-- begin INFORMATION SHOWN --
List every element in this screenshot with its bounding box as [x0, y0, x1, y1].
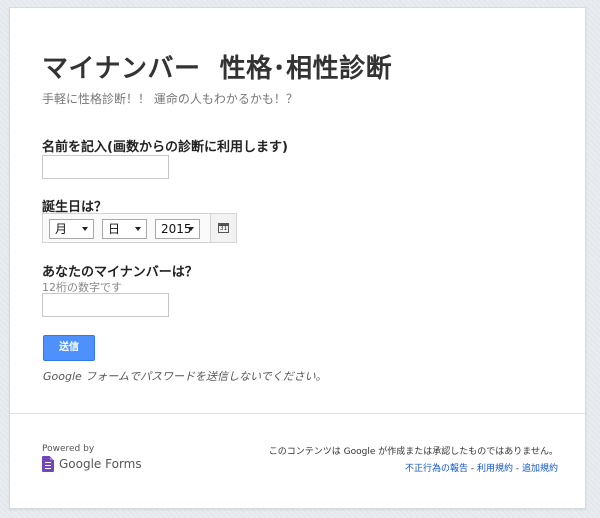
name-question-label: 名前を記入(画数からの診断に利用します) [42, 136, 288, 155]
form-title: マイナンバー 性格･相性診断 [42, 48, 392, 85]
year-select-value: 2015 [161, 222, 192, 236]
calendar-icon: 31 [218, 223, 229, 233]
footer-links: 不正行為の報告 - 利用規約 - 追加規約 [405, 461, 558, 474]
day-select-value: 日 [108, 222, 120, 236]
google-forms-brand: Google Forms [59, 457, 142, 471]
terms-of-service-link[interactable]: 利用規約 [477, 464, 513, 474]
powered-by-label: Powered by [42, 444, 94, 454]
mynumber-question-label: あなたのマイナンバーは？ [42, 261, 198, 280]
google-forms-icon [42, 456, 54, 472]
report-abuse-link[interactable]: 不正行為の報告 [405, 464, 468, 474]
submit-button[interactable]: 送信 [43, 335, 95, 361]
chevron-down-icon [135, 227, 141, 231]
chevron-down-icon [82, 227, 88, 231]
month-select-value: 月 [55, 222, 67, 236]
chevron-down-icon [188, 227, 194, 231]
name-input[interactable] [42, 155, 169, 179]
additional-terms-link[interactable]: 追加規約 [522, 464, 558, 474]
footer-divider [10, 413, 585, 414]
calendar-button[interactable]: 31 [210, 214, 236, 242]
birthday-date-picker: 月 日 2015 31 [42, 213, 237, 243]
day-select[interactable]: 日 [102, 219, 147, 239]
mynumber-input[interactable] [42, 293, 169, 317]
form-card: マイナンバー 性格･相性診断 手軽に性格診断！！ 運命の人もわかるかも！？ 名前… [9, 7, 586, 509]
month-select[interactable]: 月 [49, 219, 94, 239]
form-description: 手軽に性格診断！！ 運命の人もわかるかも！？ [42, 90, 298, 107]
footer-disclaimer: このコンテンツは Google が作成または承認したものではありません。 [269, 444, 558, 457]
link-separator: - [513, 464, 522, 474]
year-select[interactable]: 2015 [155, 219, 200, 239]
password-warning: Google フォームでパスワードを送信しないでください。 [43, 368, 327, 384]
link-separator: - [468, 464, 477, 474]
-- end INFORMATION SHOWN --
**DIRECTIONS FOR THIS TASK**
Write out every line of the entry above without any changes, leaving out the picture.

**ANSWER TO THE PROBLEM**
List every element in this screenshot with its bounding box as [x0, y0, x1, y1].
name-question-label: 名前を記入(画数からの診断に利用します) [42, 136, 288, 155]
form-title: マイナンバー 性格･相性診断 [42, 48, 392, 85]
year-select-value: 2015 [161, 222, 192, 236]
calendar-icon: 31 [218, 223, 229, 233]
footer-links: 不正行為の報告 - 利用規約 - 追加規約 [405, 461, 558, 474]
day-select-value: 日 [108, 222, 120, 236]
google-forms-brand: Google Forms [59, 457, 142, 471]
terms-of-service-link[interactable]: 利用規約 [477, 464, 513, 474]
powered-by-label: Powered by [42, 444, 94, 454]
mynumber-question-label: あなたのマイナンバーは？ [42, 261, 198, 280]
google-forms-icon [42, 456, 54, 472]
report-abuse-link[interactable]: 不正行為の報告 [405, 464, 468, 474]
submit-button[interactable]: 送信 [43, 335, 95, 361]
chevron-down-icon [135, 227, 141, 231]
chevron-down-icon [82, 227, 88, 231]
month-select-value: 月 [55, 222, 67, 236]
chevron-down-icon [188, 227, 194, 231]
name-input[interactable] [42, 155, 169, 179]
additional-terms-link[interactable]: 追加規約 [522, 464, 558, 474]
footer-divider [10, 413, 585, 414]
calendar-button[interactable]: 31 [210, 214, 236, 242]
birthday-date-picker: 月 日 2015 31 [42, 213, 237, 243]
day-select[interactable]: 日 [102, 219, 147, 239]
mynumber-input[interactable] [42, 293, 169, 317]
form-card: マイナンバー 性格･相性診断 手軽に性格診断！！ 運命の人もわかるかも！？ 名前… [9, 7, 586, 509]
month-select[interactable]: 月 [49, 219, 94, 239]
form-description: 手軽に性格診断！！ 運命の人もわかるかも！？ [42, 90, 298, 107]
footer-disclaimer: このコンテンツは Google が作成または承認したものではありません。 [269, 444, 558, 457]
link-separator: - [513, 464, 522, 474]
year-select[interactable]: 2015 [155, 219, 200, 239]
password-warning: Google フォームでパスワードを送信しないでください。 [43, 368, 327, 384]
link-separator: - [468, 464, 477, 474]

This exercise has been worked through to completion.